**问题与任务**
a – 根据下面关于 Python 脚本报错的论坛讨论，回答以下问题：
(i) hua 让人在哪个目录下新建什么文件夹？
(ii) 青稚Quentin 看到的源码里，folder 被赋成了什么值？
(iii) UD_make_mdx.py 依据什么去抓取解释和例句？
b – 列出下面关于 Python 脚本报错的论坛讨论中出现的全部发帖用户名。
c – 紧接着下面关于 Python 脚本报错的论坛讨论的最后一行，续写接下来的内容。

**给定段落**
********
为了方便查看，我上传了原文件 UD_wordlists_gen.py (9.8 KB)

hua · 2021 年9 月 27 日 06:49

去 /Users/vivian/这个目录下创建一个 WordLists 文件夹就行了。错误原因就是找不到存文件的文件夹。

青稚Quentin · 2021 年9 月 27 日 08:20

我看的是这个源码是

chars = list(map(chr, range(65,91))) + list(map(chr, range(97,123))) + ["*"]
char_dict = dict(zip(chars,chars))

folder = 'WordLists'

然而在UrbanDictionary/wordlists 下，所以这是源码就有问题吗？另外想请问下hua大，这两句代码是什么意思

chars = list(map(chr, range(65,91))) + list(map(chr, range(97,123))) + ["*"]
char_dict = dict(zip(chars,chars))

James1 · 2021 年9 月 28 日 04:45

Google it. https://www.google.co.uk/search?q=python+built+in+functions+and+methods&client=safari&channel=iphone_bm&ei=np1SYbPcHo7z0ATD4ragAg&oq=python+built+in+function+and+me&gs_lcp=ChNtb2JpbGUtZ3dzLXdpei1zZXJwEAEYADIGCAAQFhAeMgYIABAWEB4yBggAEBYQHjIICAAQFhAKEB4yBggAEBYQHjIFCCEQoAEyBQghEKABMggIIRAWEB0QHjoECAAQRzoFCAAQgARQ1wZYxBRgrB5oAHABeACAAYUBiAGsBpIBAzEuNpgBAKABAcgBCMABAQ&sclient=mobile-gws-wiz-serp

青稚Quentin · 2021 年9 月 28 日 10:30

谢谢！！我明白了

青稚Quentin · 2021 年9 月 28 日 10:38

这是 UD_make_mdx.py 文件，根据wordlists目录下的词条列表去抓取解释和例句。不清楚是否是API的问题，我只是猜测但是现在遇到了问题提示我

出错：A , 第 1 行
出错：M , 第 1 行
出错：Z , 第 1 行
出错：T , 第 1 行
^CProcess SpawnPoolWorker-27:
Process SpawnPoolWorker-23:
Process SpawnPoolWorker-17:
Process SpawnPoolWorker-24:
Process SpawnPoolWorker-19:
Process SpawnPoolWorker-25:
Process SpawnPoolWorker-21:
Process SpawnPoolWorker-22:
Process SpawnPoolWorker-15:
Process SpawnPoolWorker-14:
Process SpawnPoolWorker-18:
Process SpawnPoolWorker-20:
Traceback (most recent call last):
  File "/Users/vivian/Downloads/UrbanDictionary/UD_make_mdx.py", line 512, in <module>
Process SpawnPoolWorker-26:
Process SpawnPoolWorker-13:
Process SpawnPoolWorker-10:
Process SpawnPoolWorker-9:
Process SpawnPoolWorker-5:
Process SpawnPoolWorker-12:
Process SpawnPoolWorker-4:
Process SpawnPoolWorker-11:
Process SpawnPoolWorker-2:
Process SpawnPoolWorker-8:
Process SpawnPoolWorker-6:
Process SpawnPoolWorker-7:
Process SpawnPoolWorker-1:
    UD_m(None, None)
  File "/Users/vivian/Downloads/UrbanDictionary/UD_make_mdx.py", line 383, in UD_m
Process SpawnPoolWorker-16:
    pool.map(letterDownload, letters)
  File "/usr/local/Cellar/[email protected]/3.9.7/Frameworks/Python.framework/Versions/3.9/lib/python3.9/multiprocessing/pool.py", line 364, in map
    return self._map_async(func, iterable, mapstar, chunksize).get()
********
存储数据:
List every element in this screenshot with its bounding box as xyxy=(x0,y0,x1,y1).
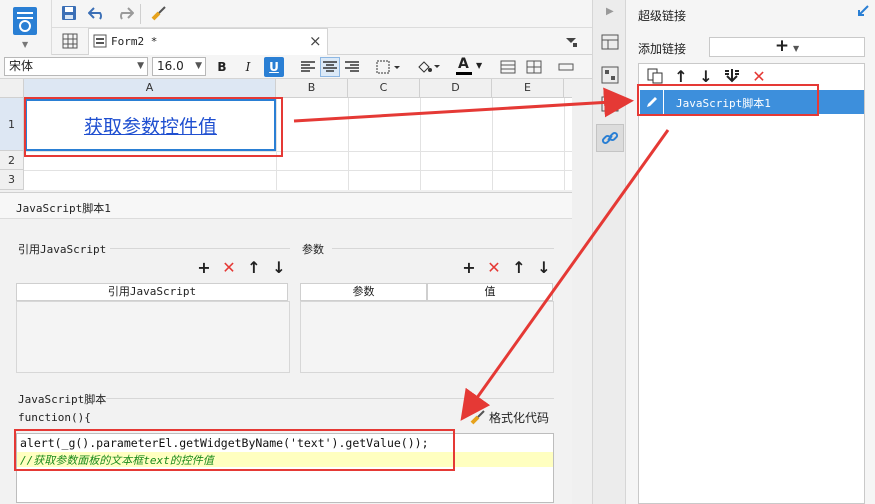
annotation-arrow-1 xyxy=(293,87,634,123)
annotation-arrows xyxy=(293,87,670,421)
annotation-arrow-2 xyxy=(460,129,670,421)
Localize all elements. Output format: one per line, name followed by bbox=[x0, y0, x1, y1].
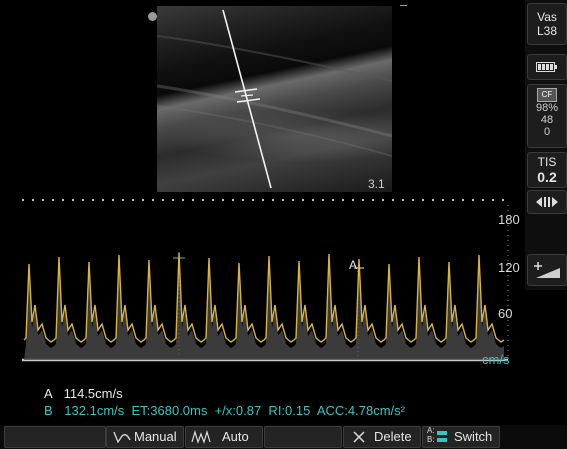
switch-ab-icon: A: B: bbox=[427, 426, 435, 444]
switch-icon-letter-a: A: bbox=[427, 426, 435, 435]
battery-icon bbox=[536, 62, 557, 72]
angle-correction-icon bbox=[534, 262, 560, 278]
measurement-b-label: B bbox=[44, 403, 53, 418]
measurement-b: B 132.1cm/s ET:3680.0ms +/x:0.87 RI:0.15… bbox=[44, 403, 405, 419]
probe-line2: L38 bbox=[536, 24, 558, 38]
measurement-b-value: 132.1cm/s ET:3680.0ms +/x:0.87 RI:0.15 A… bbox=[64, 403, 405, 418]
switch-label: Switch bbox=[454, 429, 493, 444]
angle-correction-button[interactable] bbox=[527, 254, 567, 286]
close-icon bbox=[353, 431, 365, 443]
manual-trace-icon bbox=[113, 431, 131, 444]
cf-badge: CF bbox=[537, 88, 557, 102]
switch-icon-bar-a bbox=[437, 431, 447, 435]
tis-panel: TIS 0.2 bbox=[527, 152, 567, 188]
auto-label: Auto bbox=[222, 429, 249, 444]
probe-preset-button[interactable]: Vas L38 bbox=[527, 3, 567, 45]
scroll-arrows-button[interactable] bbox=[527, 190, 567, 214]
velocity-unit: cm/s bbox=[482, 352, 510, 367]
measurement-a-label: A bbox=[44, 386, 52, 401]
switch-button[interactable]: A: B: Switch bbox=[422, 426, 500, 448]
arrows-left-right-icon bbox=[536, 197, 558, 207]
cf-value1: 48 bbox=[540, 114, 554, 126]
tis-value: 0.2 bbox=[537, 169, 557, 185]
auto-button[interactable]: Auto bbox=[185, 426, 263, 448]
velocity-scale-180: 180 bbox=[498, 212, 520, 227]
doppler-envelope-trace bbox=[23, 252, 505, 360]
depth-label: 3.1 bbox=[368, 177, 385, 191]
switch-icon-letter-b: B: bbox=[427, 435, 435, 444]
tis-label: TIS bbox=[537, 155, 557, 169]
cursor-label-a: A bbox=[349, 258, 358, 272]
switch-icon-bar-b bbox=[437, 438, 447, 442]
depth-tick bbox=[400, 5, 407, 6]
probe-line1: Vas bbox=[537, 10, 557, 24]
toolbar-empty-button-2[interactable] bbox=[264, 426, 342, 448]
velocity-scale-120: 120 bbox=[498, 260, 520, 275]
auto-trace-icon bbox=[191, 430, 211, 444]
measurement-a: A 114.5cm/s bbox=[44, 386, 123, 402]
cf-gain: 98% bbox=[535, 102, 559, 114]
orientation-marker bbox=[148, 12, 157, 21]
toolbar-empty-button-1[interactable] bbox=[4, 426, 106, 448]
color-flow-panel[interactable]: CF 98% 48 0 bbox=[527, 84, 567, 148]
manual-label: Manual bbox=[134, 429, 177, 444]
cf-value2: 0 bbox=[543, 126, 551, 138]
battery-status bbox=[527, 54, 567, 80]
spectral-doppler-display bbox=[22, 205, 509, 362]
measurement-a-value: 114.5cm/s bbox=[63, 386, 123, 401]
doppler-cursor-line bbox=[157, 9, 392, 189]
delete-button[interactable]: Delete bbox=[343, 426, 421, 448]
velocity-scale-60: 60 bbox=[498, 306, 513, 321]
separator-dots bbox=[18, 198, 504, 202]
delete-label: Delete bbox=[374, 429, 412, 444]
manual-button[interactable]: Manual bbox=[106, 426, 184, 448]
bmode-image bbox=[157, 6, 392, 192]
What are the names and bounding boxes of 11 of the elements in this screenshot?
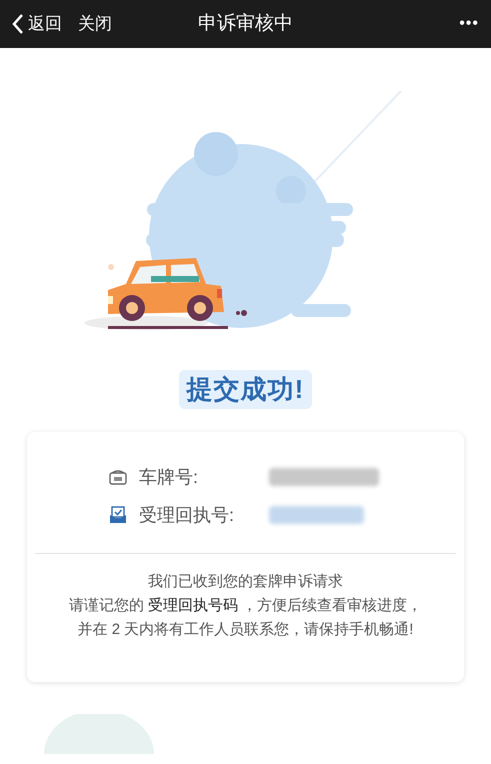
back-icon xyxy=(12,13,24,35)
field-label: 受理回执号: xyxy=(139,504,236,526)
notice-message: 我们已收到您的套牌申诉请求 请谨记您的 受理回执号码 ，方便后续查看审核进度， 并在 2 天内将有工作人员联系您，请保持手机畅通! xyxy=(68,572,424,640)
receipt-icon xyxy=(109,506,127,524)
field-label: 车牌号: xyxy=(139,466,200,488)
page-title: 申诉审核中 xyxy=(197,12,294,36)
back-button[interactable]: 返回 xyxy=(12,11,62,37)
success-title: 提交成功! xyxy=(178,370,312,409)
more-button[interactable]: ••• xyxy=(459,12,479,36)
close-button[interactable]: 关闭 xyxy=(78,11,112,37)
plate-icon xyxy=(109,469,127,485)
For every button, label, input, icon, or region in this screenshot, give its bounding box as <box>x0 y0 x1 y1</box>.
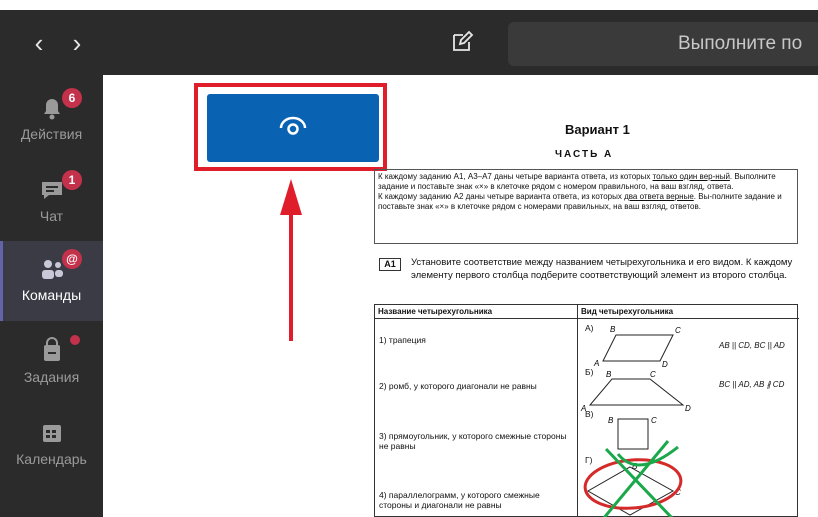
app-rail: 6 Действия 1 Чат @ Команды Задания Кален… <box>0 75 103 517</box>
rail-item-chat[interactable]: 1 Чат <box>0 162 103 242</box>
rail-item-assignments[interactable]: Задания <box>0 323 103 403</box>
rail-item-calendar[interactable]: Календарь <box>0 405 103 485</box>
quadrilateral-figures: B C A D B C A D B C B C <box>580 325 691 517</box>
col1-header: Название четырехугольника <box>378 307 493 316</box>
back-button[interactable]: ‹ <box>28 30 50 56</box>
annotation-highlight-box <box>194 83 387 171</box>
search-input[interactable]: Выполните по <box>508 22 818 66</box>
instruction-2: К каждому заданию А2 даны четыре вариант… <box>378 192 782 211</box>
table-row: 3) прямоугольник, у которого смежные сто… <box>379 431 567 451</box>
chat-badge: 1 <box>62 170 82 190</box>
vertex-label: B <box>606 370 612 379</box>
forward-button[interactable]: › <box>66 30 88 56</box>
teams-mention-badge: @ <box>62 249 82 269</box>
vertex-label: D <box>685 404 691 413</box>
compose-icon[interactable] <box>450 30 474 54</box>
table-row: 1) трапеция <box>379 335 426 345</box>
part-title: ЧАСТЬ А <box>555 149 614 160</box>
annotation-arrow-head <box>280 179 302 215</box>
rail-label: Действия <box>20 126 83 142</box>
rail-item-teams[interactable]: @ Команды <box>0 241 103 321</box>
matching-table: Название четырехугольника Вид четырехуго… <box>374 304 799 517</box>
table-row: 2) ромб, у которого диагонали не равны <box>379 381 537 391</box>
green-scribble <box>602 440 679 517</box>
rail-label: Задания <box>23 369 80 385</box>
vertex-label: C <box>651 416 657 425</box>
vertex-label: B <box>610 325 616 334</box>
rail-label: Чат <box>39 208 64 224</box>
question-text: Установите соответствие между названием … <box>411 257 793 281</box>
vertex-label: D <box>662 360 668 369</box>
assignments-icon <box>44 337 60 361</box>
window-top-gap <box>0 0 818 10</box>
vertex-label: A <box>580 404 586 413</box>
variant-title: Вариант 1 <box>565 122 630 137</box>
instructions-box: К каждому заданию А1, А3–А7 даны четыре … <box>374 169 798 244</box>
vertex-label: C <box>650 370 656 379</box>
assignments-dot <box>70 335 80 345</box>
document-viewer: Вариант 1 ЧАСТЬ А К каждому заданию А1, … <box>103 75 818 517</box>
vertex-label: C <box>675 326 681 335</box>
rail-label: Календарь <box>16 451 87 467</box>
vertex-label: B <box>608 416 614 425</box>
activity-badge: 6 <box>62 88 82 108</box>
col2-header: Вид четырехугольника <box>581 307 674 316</box>
title-bar: ‹ › Выполните по <box>0 0 818 75</box>
annotation-arrow-line <box>289 213 293 341</box>
rail-label: Команды <box>21 287 82 303</box>
calendar-icon <box>43 425 61 442</box>
instruction-1: К каждому заданию А1, А3–А7 даны четыре … <box>378 172 776 191</box>
question-label: А1 <box>379 258 401 271</box>
teams-window: ‹ › Выполните по 6 Действия 1 Чат @ Кома… <box>0 0 818 517</box>
table-row: 4) параллелограмм, у которого смежные ст… <box>379 490 540 510</box>
vertex-label: A <box>593 359 599 368</box>
rail-item-activity[interactable]: 6 Действия <box>0 80 103 160</box>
********
**答案依次**
a –
(i) 在 /Users/vivian/ 目录下新建 WordLists 文件夹。
(ii) 'WordLists'
(iii) 依据 wordlists 目录下的词条列表。

b – hua、青稚Quentin、James1

c –
  File "/usr/local/Cellar/[email protected]/3.9.7/Frameworks/Python.framework/Versions/3.9/lib/python3.9/multiprocessing/pool.py", line 765, in get
    self.wait(timeout)
  File "/usr/local/Cellar/[email protected]/3.9.7/Frameworks/Python.framework/Versions/3.9/lib/python3.9/multiprocessing/pool.py", line 762, in wait
    self._event.wait(timeout)
  File "/usr/local/Cellar/[email protected]/3.9.7/Frameworks/Python.framework/Versions/3.9/lib/python3.9/threading.py", line 574, in wait
    signaled = self._cond.wait(timeout)
  File "/usr/local/Cellar/[email protected]/3.9.7/Frameworks/Python.framework/Versions/3.9/lib/python3.9/threading.py", line 312, in wait
    waiter.acquire()
KeyboardInterrupt

下面是原文件

# -*- coding=UTF-8 -*-
# Urban Dictionary Wordlists to MDX(Html)
# V1.2 (2015-07-15 17:10)
# 作者: firefly([email protected])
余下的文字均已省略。